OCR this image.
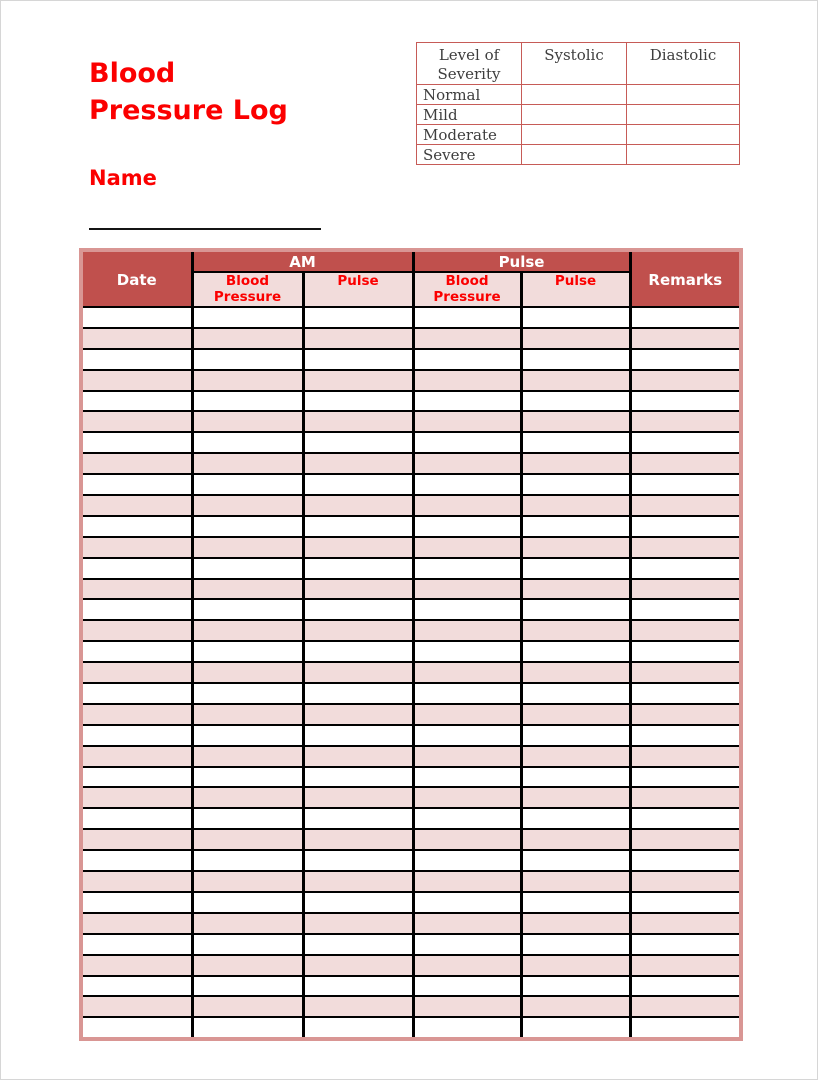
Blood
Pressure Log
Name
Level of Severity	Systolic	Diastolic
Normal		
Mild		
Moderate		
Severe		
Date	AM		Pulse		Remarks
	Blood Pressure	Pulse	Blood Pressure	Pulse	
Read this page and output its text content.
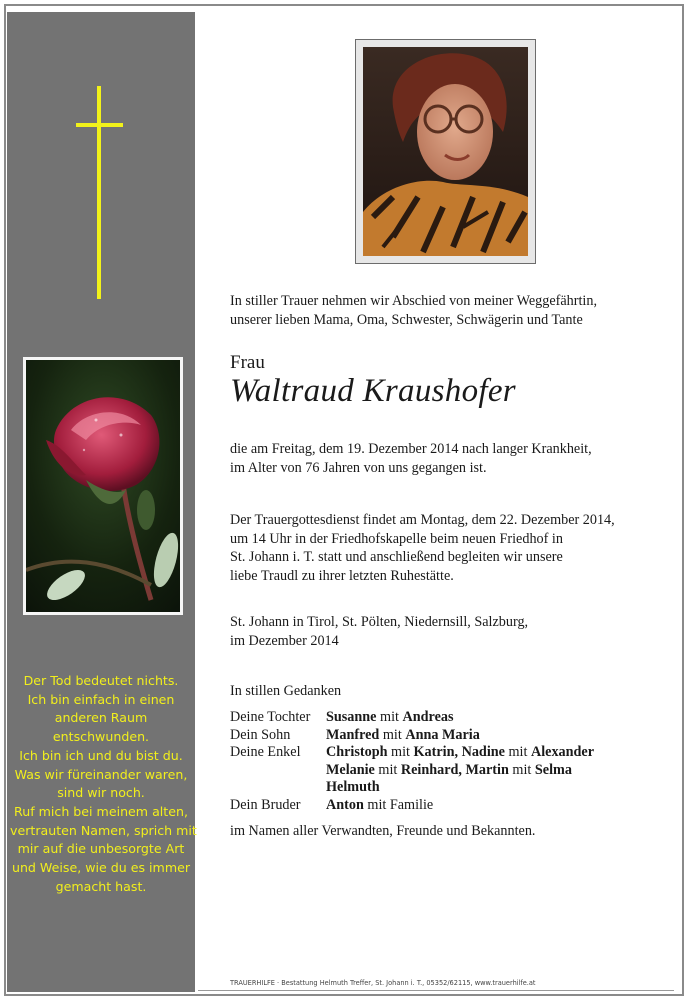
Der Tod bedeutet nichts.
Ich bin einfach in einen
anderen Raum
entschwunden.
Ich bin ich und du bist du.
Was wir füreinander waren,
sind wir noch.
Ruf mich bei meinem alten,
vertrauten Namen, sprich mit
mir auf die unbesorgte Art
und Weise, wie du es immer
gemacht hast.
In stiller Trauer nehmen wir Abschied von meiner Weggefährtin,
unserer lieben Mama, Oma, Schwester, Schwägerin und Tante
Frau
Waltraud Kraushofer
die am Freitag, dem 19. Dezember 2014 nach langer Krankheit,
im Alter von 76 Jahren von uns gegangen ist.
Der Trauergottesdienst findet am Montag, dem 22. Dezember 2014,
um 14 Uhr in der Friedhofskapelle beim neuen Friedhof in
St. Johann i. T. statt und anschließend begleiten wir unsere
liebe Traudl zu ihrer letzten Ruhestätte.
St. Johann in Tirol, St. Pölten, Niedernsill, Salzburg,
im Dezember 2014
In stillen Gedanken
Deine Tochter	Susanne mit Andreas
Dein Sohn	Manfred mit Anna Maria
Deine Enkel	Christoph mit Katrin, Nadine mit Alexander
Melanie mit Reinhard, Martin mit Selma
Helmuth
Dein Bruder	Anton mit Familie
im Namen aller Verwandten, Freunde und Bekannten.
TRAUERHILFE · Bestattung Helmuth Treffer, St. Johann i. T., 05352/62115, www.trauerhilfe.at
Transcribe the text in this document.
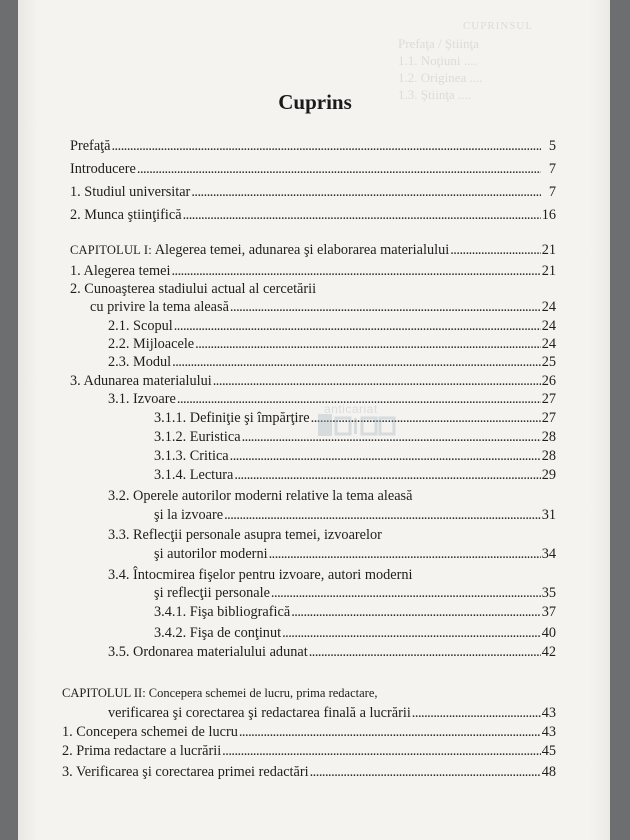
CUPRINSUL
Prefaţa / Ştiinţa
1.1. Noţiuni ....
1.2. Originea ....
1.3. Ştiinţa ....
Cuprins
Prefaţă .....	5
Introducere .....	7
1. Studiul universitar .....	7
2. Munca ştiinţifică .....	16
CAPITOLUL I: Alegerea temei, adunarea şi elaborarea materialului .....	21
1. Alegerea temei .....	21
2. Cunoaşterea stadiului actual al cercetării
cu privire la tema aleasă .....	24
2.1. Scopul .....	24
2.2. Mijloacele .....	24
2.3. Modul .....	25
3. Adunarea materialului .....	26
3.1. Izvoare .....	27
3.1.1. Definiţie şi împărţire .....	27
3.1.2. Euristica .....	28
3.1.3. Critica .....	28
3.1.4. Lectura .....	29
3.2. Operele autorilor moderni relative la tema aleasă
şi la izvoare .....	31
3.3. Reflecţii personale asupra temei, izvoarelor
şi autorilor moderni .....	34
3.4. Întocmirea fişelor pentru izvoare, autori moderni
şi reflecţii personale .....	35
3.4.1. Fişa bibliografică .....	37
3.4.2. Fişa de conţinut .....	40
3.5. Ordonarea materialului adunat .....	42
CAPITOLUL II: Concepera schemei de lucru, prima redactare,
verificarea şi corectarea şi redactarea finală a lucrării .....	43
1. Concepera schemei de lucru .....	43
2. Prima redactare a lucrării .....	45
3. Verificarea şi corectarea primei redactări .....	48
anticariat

··········

◆ EXERCISE BRIEF:
Reproduce the full material exactly, excluding the pictures.

◆ TASK RESULT:
OCR this image.
Blood
Pressure Log
Name
Level of Severity	Systolic	Diastolic
Normal		
Mild		
Moderate		
Severe		
Date	AM		Pulse		Remarks
	Blood Pressure	Pulse	Blood Pressure	Pulse	
Read this page and output its text content.
Der Tod bedeutet nichts.
Ich bin einfach in einen
anderen Raum
entschwunden.
Ich bin ich und du bist du.
Was wir füreinander waren,
sind wir noch.
Ruf mich bei meinem alten,
vertrauten Namen, sprich mit
mir auf die unbesorgte Art
und Weise, wie du es immer
gemacht hast.
In stiller Trauer nehmen wir Abschied von meiner Weggefährtin,
unserer lieben Mama, Oma, Schwester, Schwägerin und Tante
Frau
Waltraud Kraushofer
die am Freitag, dem 19. Dezember 2014 nach langer Krankheit,
im Alter von 76 Jahren von uns gegangen ist.
Der Trauergottesdienst findet am Montag, dem 22. Dezember 2014,
um 14 Uhr in der Friedhofskapelle beim neuen Friedhof in
St. Johann i. T. statt und anschließend begleiten wir unsere
liebe Traudl zu ihrer letzten Ruhestätte.
St. Johann in Tirol, St. Pölten, Niedernsill, Salzburg,
im Dezember 2014
In stillen Gedanken
Deine Tochter	Susanne mit Andreas
Dein Sohn	Manfred mit Anna Maria
Deine Enkel	Christoph mit Katrin, Nadine mit Alexander
Melanie mit Reinhard, Martin mit Selma
Helmuth
Dein Bruder	Anton mit Familie
im Namen aller Verwandten, Freunde und Bekannten.
TRAUERHILFE · Bestattung Helmuth Treffer, St. Johann i. T., 05352/62115, www.trauerhilfe.at
Transcribe the text in this document.
CUPRINSUL
Prefaţa / Ştiinţa
1.1. Noţiuni ....
1.2. Originea ....
1.3. Ştiinţa ....
Cuprins
Prefaţă .....	5
Introducere .....	7
1. Studiul universitar .....	7
2. Munca ştiinţifică .....	16
CAPITOLUL I: Alegerea temei, adunarea şi elaborarea materialului .....	21
1. Alegerea temei .....	21
2. Cunoaşterea stadiului actual al cercetării
cu privire la tema aleasă .....	24
2.1. Scopul .....	24
2.2. Mijloacele .....	24
2.3. Modul .....	25
3. Adunarea materialului .....	26
3.1. Izvoare .....	27
3.1.1. Definiţie şi împărţire .....	27
3.1.2. Euristica .....	28
3.1.3. Critica .....	28
3.1.4. Lectura .....	29
3.2. Operele autorilor moderni relative la tema aleasă
şi la izvoare .....	31
3.3. Reflecţii personale asupra temei, izvoarelor
şi autorilor moderni .....	34
3.4. Întocmirea fişelor pentru izvoare, autori moderni
şi reflecţii personale .....	35
3.4.1. Fişa bibliografică .....	37
3.4.2. Fişa de conţinut .....	40
3.5. Ordonarea materialului adunat .....	42
CAPITOLUL II: Concepera schemei de lucru, prima redactare,
verificarea şi corectarea şi redactarea finală a lucrării .....	43
1. Concepera schemei de lucru .....	43
2. Prima redactare a lucrării .....	45
3. Verificarea şi corectarea primei redactări .....	48
anticariat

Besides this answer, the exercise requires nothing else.